(Dataset records)
:::::
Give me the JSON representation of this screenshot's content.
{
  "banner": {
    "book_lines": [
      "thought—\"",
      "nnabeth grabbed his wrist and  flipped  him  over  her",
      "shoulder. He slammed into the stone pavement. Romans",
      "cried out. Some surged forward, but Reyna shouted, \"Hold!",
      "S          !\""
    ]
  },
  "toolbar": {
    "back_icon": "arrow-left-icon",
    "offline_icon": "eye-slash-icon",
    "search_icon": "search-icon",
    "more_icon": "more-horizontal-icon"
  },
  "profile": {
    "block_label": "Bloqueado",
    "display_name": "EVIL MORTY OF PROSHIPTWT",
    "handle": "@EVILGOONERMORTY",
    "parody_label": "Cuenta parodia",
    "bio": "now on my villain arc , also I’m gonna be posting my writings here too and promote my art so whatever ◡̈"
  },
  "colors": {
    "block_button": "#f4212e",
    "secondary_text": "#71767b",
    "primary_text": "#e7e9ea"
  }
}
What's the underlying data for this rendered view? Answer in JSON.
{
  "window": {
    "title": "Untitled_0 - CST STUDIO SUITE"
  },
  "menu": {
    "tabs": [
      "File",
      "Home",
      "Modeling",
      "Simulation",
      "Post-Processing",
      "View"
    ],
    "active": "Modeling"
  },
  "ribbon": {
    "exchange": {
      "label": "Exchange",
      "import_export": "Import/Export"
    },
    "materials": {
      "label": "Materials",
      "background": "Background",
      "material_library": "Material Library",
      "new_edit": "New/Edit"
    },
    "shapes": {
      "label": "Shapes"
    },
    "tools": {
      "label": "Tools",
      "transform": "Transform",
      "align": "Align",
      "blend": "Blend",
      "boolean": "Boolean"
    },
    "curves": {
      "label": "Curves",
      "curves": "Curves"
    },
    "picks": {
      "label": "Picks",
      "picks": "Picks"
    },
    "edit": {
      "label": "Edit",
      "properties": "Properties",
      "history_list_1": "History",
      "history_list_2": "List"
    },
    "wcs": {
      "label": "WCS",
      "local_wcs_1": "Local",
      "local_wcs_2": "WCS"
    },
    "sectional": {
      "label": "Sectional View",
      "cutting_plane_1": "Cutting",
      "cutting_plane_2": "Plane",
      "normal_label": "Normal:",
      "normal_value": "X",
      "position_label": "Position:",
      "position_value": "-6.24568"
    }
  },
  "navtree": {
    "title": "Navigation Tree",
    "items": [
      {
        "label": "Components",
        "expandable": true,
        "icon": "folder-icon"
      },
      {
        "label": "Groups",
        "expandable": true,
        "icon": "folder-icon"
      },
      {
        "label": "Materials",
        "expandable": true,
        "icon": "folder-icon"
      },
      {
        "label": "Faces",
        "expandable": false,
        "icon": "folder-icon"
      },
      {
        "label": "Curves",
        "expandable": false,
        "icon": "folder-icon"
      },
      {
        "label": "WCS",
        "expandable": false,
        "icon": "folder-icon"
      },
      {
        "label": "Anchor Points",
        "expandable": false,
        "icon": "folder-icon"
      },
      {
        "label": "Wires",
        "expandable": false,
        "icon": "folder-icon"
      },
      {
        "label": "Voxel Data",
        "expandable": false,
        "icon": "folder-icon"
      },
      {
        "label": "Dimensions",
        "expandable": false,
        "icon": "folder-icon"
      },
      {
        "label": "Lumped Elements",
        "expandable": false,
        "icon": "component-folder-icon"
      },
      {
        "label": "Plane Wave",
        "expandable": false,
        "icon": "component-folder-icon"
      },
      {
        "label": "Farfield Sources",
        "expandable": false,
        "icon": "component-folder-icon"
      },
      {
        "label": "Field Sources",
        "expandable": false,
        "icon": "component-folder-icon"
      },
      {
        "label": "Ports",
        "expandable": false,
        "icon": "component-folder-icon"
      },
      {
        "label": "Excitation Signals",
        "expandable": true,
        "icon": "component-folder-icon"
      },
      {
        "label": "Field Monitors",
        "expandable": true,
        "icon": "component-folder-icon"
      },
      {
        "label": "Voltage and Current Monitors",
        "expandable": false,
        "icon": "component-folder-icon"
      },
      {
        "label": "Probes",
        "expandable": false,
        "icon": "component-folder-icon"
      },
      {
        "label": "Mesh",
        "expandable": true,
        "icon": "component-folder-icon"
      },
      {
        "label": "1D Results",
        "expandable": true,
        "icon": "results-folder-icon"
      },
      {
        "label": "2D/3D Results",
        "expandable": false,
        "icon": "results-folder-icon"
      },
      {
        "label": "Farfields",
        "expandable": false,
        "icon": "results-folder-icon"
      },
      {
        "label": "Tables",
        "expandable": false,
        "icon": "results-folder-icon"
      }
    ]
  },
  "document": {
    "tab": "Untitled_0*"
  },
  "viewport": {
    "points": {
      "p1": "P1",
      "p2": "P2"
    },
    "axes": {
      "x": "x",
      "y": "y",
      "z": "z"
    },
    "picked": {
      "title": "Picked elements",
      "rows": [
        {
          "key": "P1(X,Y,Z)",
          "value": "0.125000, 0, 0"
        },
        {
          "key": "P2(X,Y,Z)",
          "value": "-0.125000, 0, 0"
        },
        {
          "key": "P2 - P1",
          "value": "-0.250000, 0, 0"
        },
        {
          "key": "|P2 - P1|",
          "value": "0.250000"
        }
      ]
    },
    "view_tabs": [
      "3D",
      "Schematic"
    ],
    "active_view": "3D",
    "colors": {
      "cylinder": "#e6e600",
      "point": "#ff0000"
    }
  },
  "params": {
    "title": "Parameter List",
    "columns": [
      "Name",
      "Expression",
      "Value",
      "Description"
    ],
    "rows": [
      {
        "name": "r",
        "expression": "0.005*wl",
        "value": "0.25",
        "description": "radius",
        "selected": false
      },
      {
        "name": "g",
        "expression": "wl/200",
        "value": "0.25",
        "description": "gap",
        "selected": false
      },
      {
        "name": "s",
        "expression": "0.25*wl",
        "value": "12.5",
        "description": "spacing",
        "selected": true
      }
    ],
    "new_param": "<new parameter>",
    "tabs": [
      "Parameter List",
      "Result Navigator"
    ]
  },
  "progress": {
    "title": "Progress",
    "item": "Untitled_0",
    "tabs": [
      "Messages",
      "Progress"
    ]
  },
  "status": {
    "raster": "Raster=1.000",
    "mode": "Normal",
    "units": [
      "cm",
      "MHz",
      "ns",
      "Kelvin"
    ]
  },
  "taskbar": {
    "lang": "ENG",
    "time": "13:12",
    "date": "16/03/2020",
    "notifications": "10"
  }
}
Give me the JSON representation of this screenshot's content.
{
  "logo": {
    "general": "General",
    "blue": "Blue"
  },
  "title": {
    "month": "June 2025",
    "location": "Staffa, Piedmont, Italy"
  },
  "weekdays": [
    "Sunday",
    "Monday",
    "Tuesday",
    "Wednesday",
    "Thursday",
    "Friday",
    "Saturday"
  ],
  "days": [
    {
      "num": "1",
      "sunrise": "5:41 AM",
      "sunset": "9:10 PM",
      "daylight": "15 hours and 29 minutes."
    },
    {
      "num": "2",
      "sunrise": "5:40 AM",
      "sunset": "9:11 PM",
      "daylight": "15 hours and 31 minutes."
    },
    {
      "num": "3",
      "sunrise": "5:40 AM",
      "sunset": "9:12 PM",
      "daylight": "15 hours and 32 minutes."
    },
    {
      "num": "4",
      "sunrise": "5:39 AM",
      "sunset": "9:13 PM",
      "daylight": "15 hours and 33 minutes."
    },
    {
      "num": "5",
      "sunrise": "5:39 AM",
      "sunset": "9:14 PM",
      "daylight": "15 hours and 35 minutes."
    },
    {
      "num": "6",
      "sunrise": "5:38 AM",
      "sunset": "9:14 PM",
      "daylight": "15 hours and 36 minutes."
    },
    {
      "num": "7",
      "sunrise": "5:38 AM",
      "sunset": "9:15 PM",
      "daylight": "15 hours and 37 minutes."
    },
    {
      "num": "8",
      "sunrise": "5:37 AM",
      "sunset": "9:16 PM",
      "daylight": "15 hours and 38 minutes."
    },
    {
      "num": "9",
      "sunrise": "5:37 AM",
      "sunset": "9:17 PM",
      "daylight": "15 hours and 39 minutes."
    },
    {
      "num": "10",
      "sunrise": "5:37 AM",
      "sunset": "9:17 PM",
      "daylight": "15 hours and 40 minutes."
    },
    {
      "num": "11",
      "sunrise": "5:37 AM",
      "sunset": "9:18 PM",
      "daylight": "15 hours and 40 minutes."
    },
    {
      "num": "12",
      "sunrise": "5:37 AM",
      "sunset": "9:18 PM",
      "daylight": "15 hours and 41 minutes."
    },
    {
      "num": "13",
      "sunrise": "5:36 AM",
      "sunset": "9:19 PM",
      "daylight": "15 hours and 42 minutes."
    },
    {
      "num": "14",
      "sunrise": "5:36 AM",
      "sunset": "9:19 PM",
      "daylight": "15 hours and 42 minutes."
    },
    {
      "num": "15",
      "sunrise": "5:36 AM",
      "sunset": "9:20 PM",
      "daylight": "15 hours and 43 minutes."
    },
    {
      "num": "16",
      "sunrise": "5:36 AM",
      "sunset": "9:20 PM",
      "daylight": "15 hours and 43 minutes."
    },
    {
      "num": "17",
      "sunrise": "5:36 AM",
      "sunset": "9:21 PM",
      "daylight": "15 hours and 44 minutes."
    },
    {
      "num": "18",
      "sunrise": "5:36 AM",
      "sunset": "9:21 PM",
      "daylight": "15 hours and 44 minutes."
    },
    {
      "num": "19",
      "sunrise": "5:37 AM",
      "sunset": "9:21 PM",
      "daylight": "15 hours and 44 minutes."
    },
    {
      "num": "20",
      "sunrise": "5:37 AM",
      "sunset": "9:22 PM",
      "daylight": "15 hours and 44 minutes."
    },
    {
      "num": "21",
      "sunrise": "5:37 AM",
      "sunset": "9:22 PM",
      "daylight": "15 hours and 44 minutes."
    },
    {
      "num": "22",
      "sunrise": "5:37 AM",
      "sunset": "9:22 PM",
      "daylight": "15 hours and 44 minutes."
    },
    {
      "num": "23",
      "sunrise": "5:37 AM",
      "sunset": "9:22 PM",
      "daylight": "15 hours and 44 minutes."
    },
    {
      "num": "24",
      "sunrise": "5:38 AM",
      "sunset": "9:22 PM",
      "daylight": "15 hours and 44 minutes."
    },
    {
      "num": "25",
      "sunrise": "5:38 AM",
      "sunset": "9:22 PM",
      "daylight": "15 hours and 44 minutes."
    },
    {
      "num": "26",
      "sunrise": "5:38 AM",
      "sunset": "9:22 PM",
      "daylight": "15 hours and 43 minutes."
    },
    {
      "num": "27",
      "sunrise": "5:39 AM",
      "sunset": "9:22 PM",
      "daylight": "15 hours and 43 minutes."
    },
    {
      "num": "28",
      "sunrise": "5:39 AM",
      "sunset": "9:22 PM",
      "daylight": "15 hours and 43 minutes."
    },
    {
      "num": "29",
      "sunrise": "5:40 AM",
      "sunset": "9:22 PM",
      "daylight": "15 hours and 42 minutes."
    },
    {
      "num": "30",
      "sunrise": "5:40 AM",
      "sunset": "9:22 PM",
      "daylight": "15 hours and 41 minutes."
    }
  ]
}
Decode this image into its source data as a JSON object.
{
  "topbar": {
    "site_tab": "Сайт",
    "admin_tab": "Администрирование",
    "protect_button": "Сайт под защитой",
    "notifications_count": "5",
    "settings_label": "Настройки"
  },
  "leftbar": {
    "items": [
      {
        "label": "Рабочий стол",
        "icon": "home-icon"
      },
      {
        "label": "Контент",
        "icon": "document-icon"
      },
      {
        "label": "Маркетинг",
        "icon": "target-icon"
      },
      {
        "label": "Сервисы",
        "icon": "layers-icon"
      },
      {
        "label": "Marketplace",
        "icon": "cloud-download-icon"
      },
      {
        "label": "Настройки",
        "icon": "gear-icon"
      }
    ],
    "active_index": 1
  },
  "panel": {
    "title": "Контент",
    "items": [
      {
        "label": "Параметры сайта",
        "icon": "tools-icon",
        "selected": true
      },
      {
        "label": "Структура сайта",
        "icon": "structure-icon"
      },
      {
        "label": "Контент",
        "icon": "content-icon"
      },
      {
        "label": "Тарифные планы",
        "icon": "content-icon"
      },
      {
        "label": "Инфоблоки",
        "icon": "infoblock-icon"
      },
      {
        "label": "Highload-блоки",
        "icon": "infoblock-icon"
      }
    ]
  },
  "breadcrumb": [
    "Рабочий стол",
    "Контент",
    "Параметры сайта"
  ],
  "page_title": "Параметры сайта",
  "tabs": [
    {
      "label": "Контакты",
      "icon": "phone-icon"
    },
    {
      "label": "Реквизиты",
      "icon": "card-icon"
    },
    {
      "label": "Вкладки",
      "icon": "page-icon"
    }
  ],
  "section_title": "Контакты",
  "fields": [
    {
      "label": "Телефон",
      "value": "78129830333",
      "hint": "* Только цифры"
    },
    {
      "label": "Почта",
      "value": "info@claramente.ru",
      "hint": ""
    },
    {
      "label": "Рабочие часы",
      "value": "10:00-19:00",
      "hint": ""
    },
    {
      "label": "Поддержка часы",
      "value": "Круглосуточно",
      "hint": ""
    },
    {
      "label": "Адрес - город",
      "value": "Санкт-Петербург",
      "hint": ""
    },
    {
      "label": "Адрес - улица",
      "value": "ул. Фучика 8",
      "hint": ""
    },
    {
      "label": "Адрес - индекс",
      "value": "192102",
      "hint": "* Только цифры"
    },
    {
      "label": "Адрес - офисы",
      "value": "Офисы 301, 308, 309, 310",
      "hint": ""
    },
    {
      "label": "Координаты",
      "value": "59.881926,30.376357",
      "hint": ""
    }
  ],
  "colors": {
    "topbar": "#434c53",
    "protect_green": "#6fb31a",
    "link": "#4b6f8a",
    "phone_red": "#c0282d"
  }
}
:::::
Extract lines where the string "JSON" occurs.

Give me the JSON representation of this screenshot's content.
What's the underlying data for this rendered view? Answer in JSON.
Give me the JSON representation of this screenshot's content.
Decode this image into its source data as a JSON object.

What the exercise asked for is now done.